**Directive:** Give back each entry unchanged, minus pictures.

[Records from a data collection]
════════
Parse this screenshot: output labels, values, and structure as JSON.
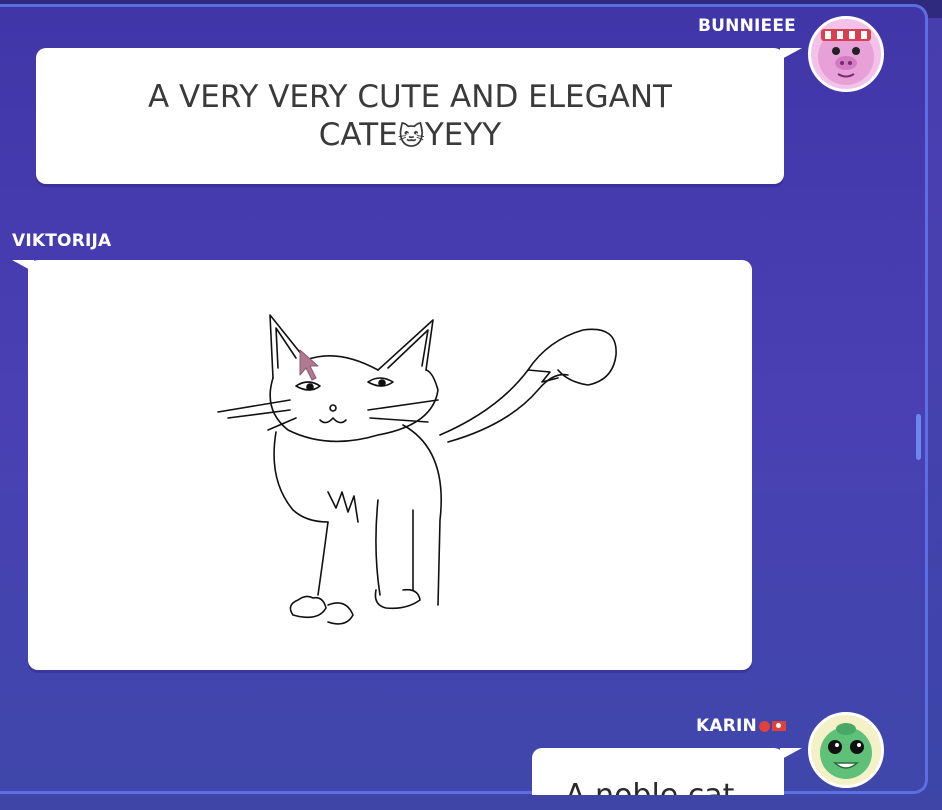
{
  "messages": [
    {
      "author": "BUNNIEEE",
      "text_line1": "A VERY VERY CUTE AND ELEGANT",
      "text_line2_pre": "CATE",
      "text_emoji": "🐱",
      "text_line2_post": "YEYY"
    },
    {
      "author": "VIKTORIJA",
      "drawing": "cat sketch"
    },
    {
      "author": "KARIN",
      "text": "A noble cat"
    }
  ],
  "colors": {
    "background": "#4338ae",
    "bubble": "#ffffff",
    "scroll_thumb": "#6e86f0",
    "accent_border": "#5b6fe0"
  },
  "icons": {
    "bunnieee_avatar": "pig-avatar-icon",
    "karin_avatar": "alien-avatar-icon"
  }
}
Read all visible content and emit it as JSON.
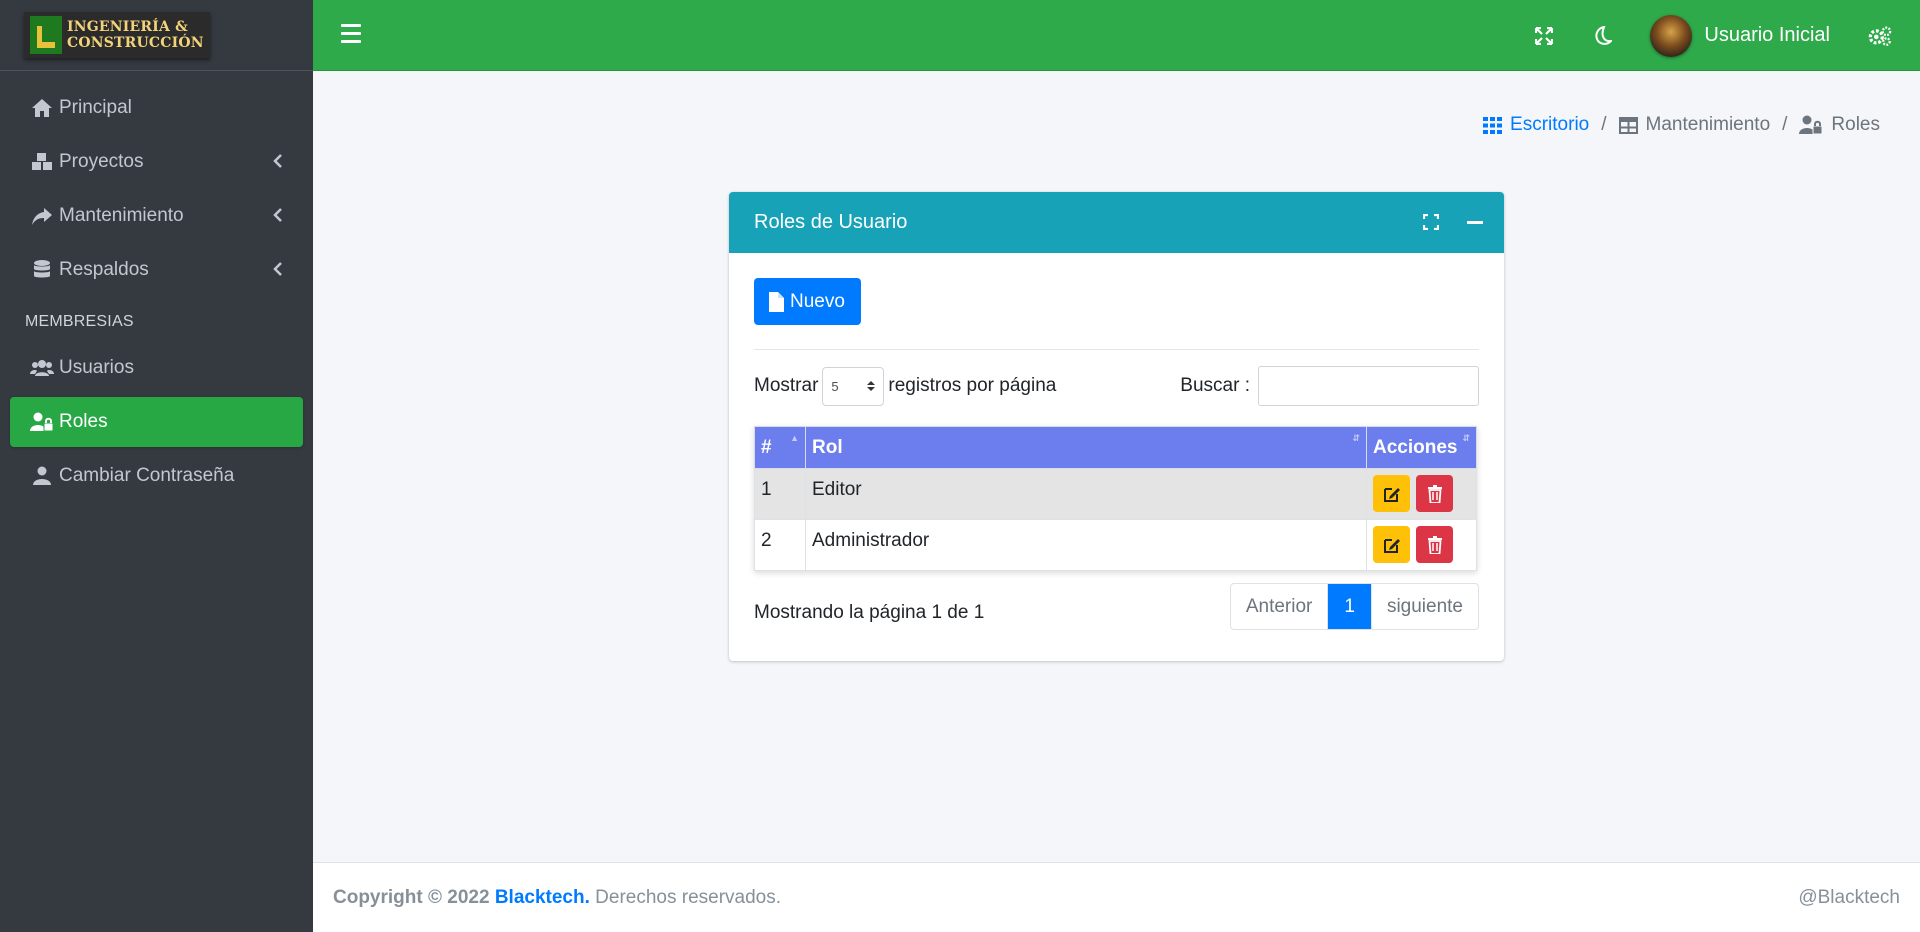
{
  "brand": {
    "line1": "INGENIERÍA &",
    "line2": "CONSTRUCCIÓN"
  },
  "sidebar": {
    "items": [
      {
        "label": "Principal",
        "icon": "home-icon"
      },
      {
        "label": "Proyectos",
        "icon": "cubes-icon"
      },
      {
        "label": "Mantenimiento",
        "icon": "share-icon"
      },
      {
        "label": "Respaldos",
        "icon": "database-icon"
      }
    ],
    "section_header": "MEMBRESIAS",
    "members": [
      {
        "label": "Usuarios",
        "icon": "users-icon"
      },
      {
        "label": "Roles",
        "icon": "user-lock-icon",
        "active": true
      },
      {
        "label": "Cambiar Contraseña",
        "icon": "user-icon"
      }
    ]
  },
  "topbar": {
    "user_name": "Usuario Inicial"
  },
  "breadcrumb": {
    "home": "Escritorio",
    "section": "Mantenimiento",
    "current": "Roles"
  },
  "card": {
    "title": "Roles de Usuario",
    "new_button": "Nuevo",
    "show_label": "Mostrar",
    "page_size": "5",
    "per_page_label": "registros por página",
    "search_label": "Buscar :",
    "search_value": "",
    "columns": [
      "#",
      "Rol",
      "Acciones"
    ],
    "rows": [
      {
        "num": "1",
        "role": "Editor"
      },
      {
        "num": "2",
        "role": "Administrador"
      }
    ],
    "info": "Mostrando la página 1 de 1",
    "pager": {
      "prev": "Anterior",
      "current": "1",
      "next": "siguiente"
    }
  },
  "footer": {
    "copyright": "Copyright © 2022",
    "company": "Blacktech.",
    "rights": "Derechos reservados.",
    "right_text": "@Blacktech"
  },
  "colors": {
    "topbar": "#2eaa4b",
    "sidebar": "#343a40",
    "active_nav": "#28a745",
    "card_header": "#17a2b8",
    "table_header": "#6c7ded",
    "primary": "#007bff",
    "edit": "#ffc107",
    "delete": "#dc3545"
  }
}
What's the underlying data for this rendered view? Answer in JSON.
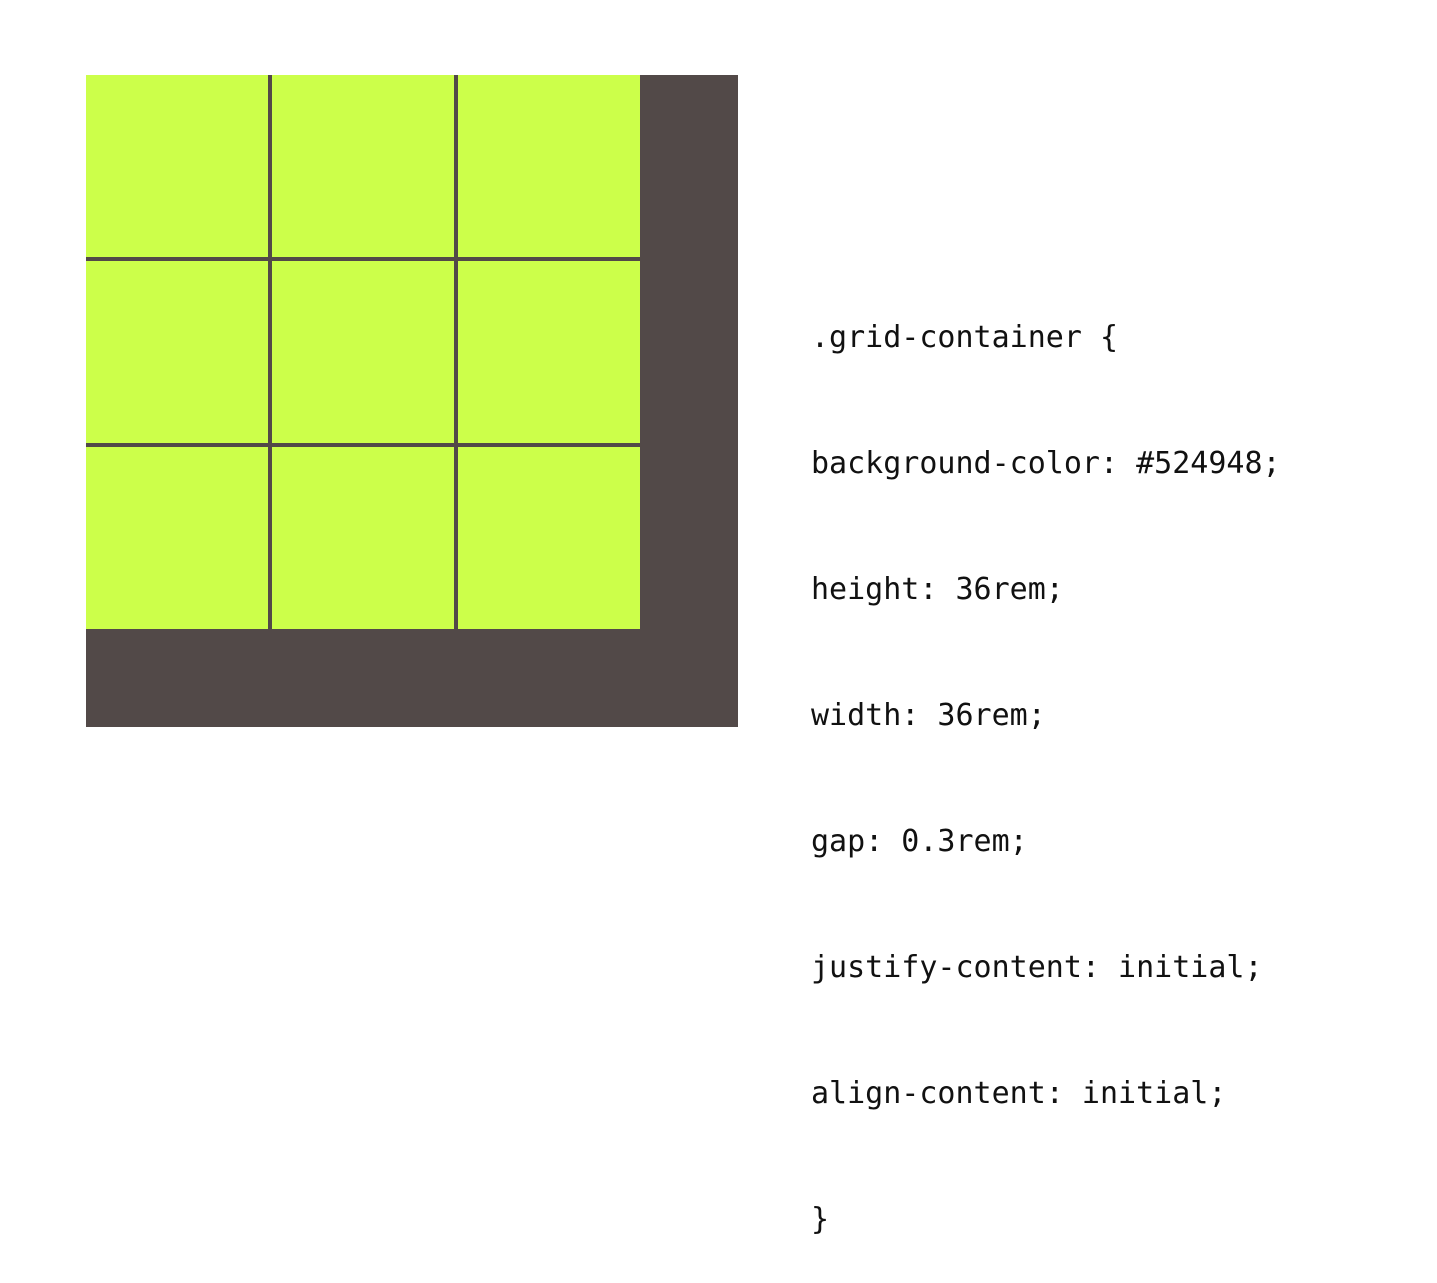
{
  "grid": {
    "background_color": "#524948",
    "item_color": "#ccff4a",
    "rows": 3,
    "columns": 3,
    "item_count": 9
  },
  "code": {
    "lines": [
      ".grid-container {",
      "background-color: #524948;",
      "height: 36rem;",
      "width: 36rem;",
      "gap: 0.3rem;",
      "justify-content: initial;",
      "align-content: initial;",
      "}"
    ]
  }
}
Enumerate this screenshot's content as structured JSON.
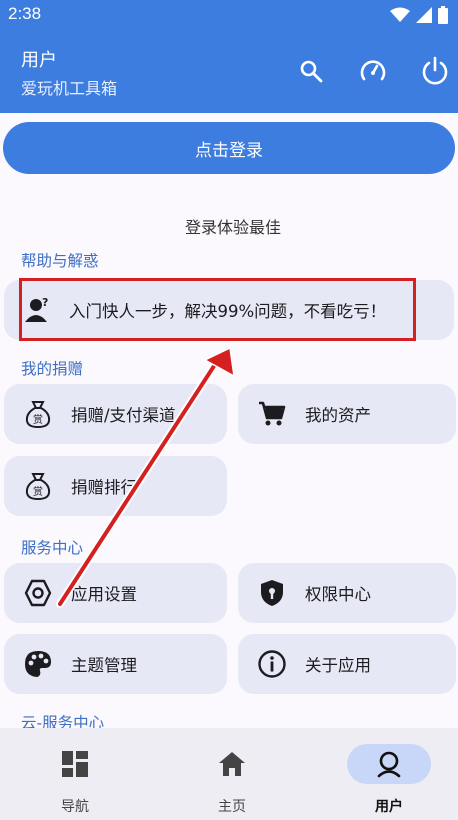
{
  "status": {
    "time": "2:38"
  },
  "header": {
    "title": "用户",
    "subtitle": "爱玩机工具箱"
  },
  "login": {
    "button_label": "点击登录",
    "hint": "登录体验最佳"
  },
  "sections": {
    "help": {
      "title": "帮助与解惑",
      "items": [
        {
          "label": "入门快人一步，解决99%问题，不看吃亏！",
          "icon": "user-question-icon"
        }
      ]
    },
    "donate": {
      "title": "我的捐赠",
      "items": [
        {
          "label": "捐赠/支付渠道",
          "icon": "money-bag-icon"
        },
        {
          "label": "我的资产",
          "icon": "cart-icon"
        },
        {
          "label": "捐赠排行",
          "icon": "money-bag-icon"
        }
      ]
    },
    "service": {
      "title": "服务中心",
      "items": [
        {
          "label": "应用设置",
          "icon": "settings-hexagon-icon"
        },
        {
          "label": "权限中心",
          "icon": "shield-lock-icon"
        },
        {
          "label": "主题管理",
          "icon": "palette-icon"
        },
        {
          "label": "关于应用",
          "icon": "info-icon"
        }
      ]
    },
    "cloud": {
      "title": "云-服务中心"
    }
  },
  "nav": [
    {
      "label": "导航",
      "icon": "dashboard-icon"
    },
    {
      "label": "主页",
      "icon": "home-icon"
    },
    {
      "label": "用户",
      "icon": "user-icon"
    }
  ],
  "colors": {
    "primary": "#3d7de0",
    "card": "#e6e8f5",
    "highlight": "#d42020",
    "section": "#3d6fc4"
  }
}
════════
**Solution:**
Parse this screenshot: output labels, values, and structure as JSON.
{
  "messages": [
    {
      "author": "BUNNIEEE",
      "text_line1": "A VERY VERY CUTE AND ELEGANT",
      "text_line2_pre": "CATE",
      "text_emoji": "🐱",
      "text_line2_post": "YEYY"
    },
    {
      "author": "VIKTORIJA",
      "drawing": "cat sketch"
    },
    {
      "author": "KARIN",
      "text": "A noble cat"
    }
  ],
  "colors": {
    "background": "#4338ae",
    "bubble": "#ffffff",
    "scroll_thumb": "#6e86f0",
    "accent_border": "#5b6fe0"
  },
  "icons": {
    "bunnieee_avatar": "pig-avatar-icon",
    "karin_avatar": "alien-avatar-icon"
  }
}
Read all visible content and emit it as JSON.
{
  "brand": {
    "line1": "INGENIERÍA &",
    "line2": "CONSTRUCCIÓN"
  },
  "sidebar": {
    "items": [
      {
        "label": "Principal",
        "icon": "home-icon"
      },
      {
        "label": "Proyectos",
        "icon": "cubes-icon"
      },
      {
        "label": "Mantenimiento",
        "icon": "share-icon"
      },
      {
        "label": "Respaldos",
        "icon": "database-icon"
      }
    ],
    "section_header": "MEMBRESIAS",
    "members": [
      {
        "label": "Usuarios",
        "icon": "users-icon"
      },
      {
        "label": "Roles",
        "icon": "user-lock-icon",
        "active": true
      },
      {
        "label": "Cambiar Contraseña",
        "icon": "user-icon"
      }
    ]
  },
  "topbar": {
    "user_name": "Usuario Inicial"
  },
  "breadcrumb": {
    "home": "Escritorio",
    "section": "Mantenimiento",
    "current": "Roles"
  },
  "card": {
    "title": "Roles de Usuario",
    "new_button": "Nuevo",
    "show_label": "Mostrar",
    "page_size": "5",
    "per_page_label": "registros por página",
    "search_label": "Buscar :",
    "search_value": "",
    "columns": [
      "#",
      "Rol",
      "Acciones"
    ],
    "rows": [
      {
        "num": "1",
        "role": "Editor"
      },
      {
        "num": "2",
        "role": "Administrador"
      }
    ],
    "info": "Mostrando la página 1 de 1",
    "pager": {
      "prev": "Anterior",
      "current": "1",
      "next": "siguiente"
    }
  },
  "footer": {
    "copyright": "Copyright © 2022",
    "company": "Blacktech.",
    "rights": "Derechos reservados.",
    "right_text": "@Blacktech"
  },
  "colors": {
    "topbar": "#2eaa4b",
    "sidebar": "#343a40",
    "active_nav": "#28a745",
    "card_header": "#17a2b8",
    "table_header": "#6c7ded",
    "primary": "#007bff",
    "edit": "#ffc107",
    "delete": "#dc3545"
  }
}
What's the underlying data for this rendered view? Answer in JSON.
{
  "grid": {
    "background_color": "#524948",
    "item_color": "#ccff4a",
    "rows": 3,
    "columns": 3,
    "item_count": 9
  },
  "code": {
    "lines": [
      ".grid-container {",
      "background-color: #524948;",
      "height: 36rem;",
      "width: 36rem;",
      "gap: 0.3rem;",
      "justify-content: initial;",
      "align-content: initial;",
      "}"
    ]
  }
}
Enumerate this screenshot's content as structured JSON.
{
  "status": {
    "time": "2:38"
  },
  "header": {
    "title": "用户",
    "subtitle": "爱玩机工具箱"
  },
  "login": {
    "button_label": "点击登录",
    "hint": "登录体验最佳"
  },
  "sections": {
    "help": {
      "title": "帮助与解惑",
      "items": [
        {
          "label": "入门快人一步，解决99%问题，不看吃亏！",
          "icon": "user-question-icon"
        }
      ]
    },
    "donate": {
      "title": "我的捐赠",
      "items": [
        {
          "label": "捐赠/支付渠道",
          "icon": "money-bag-icon"
        },
        {
          "label": "我的资产",
          "icon": "cart-icon"
        },
        {
          "label": "捐赠排行",
          "icon": "money-bag-icon"
        }
      ]
    },
    "service": {
      "title": "服务中心",
      "items": [
        {
          "label": "应用设置",
          "icon": "settings-hexagon-icon"
        },
        {
          "label": "权限中心",
          "icon": "shield-lock-icon"
        },
        {
          "label": "主题管理",
          "icon": "palette-icon"
        },
        {
          "label": "关于应用",
          "icon": "info-icon"
        }
      ]
    },
    "cloud": {
      "title": "云-服务中心"
    }
  },
  "nav": [
    {
      "label": "导航",
      "icon": "dashboard-icon"
    },
    {
      "label": "主页",
      "icon": "home-icon"
    },
    {
      "label": "用户",
      "icon": "user-icon"
    }
  ],
  "colors": {
    "primary": "#3d7de0",
    "card": "#e6e8f5",
    "highlight": "#d42020",
    "section": "#3d6fc4"
  }
}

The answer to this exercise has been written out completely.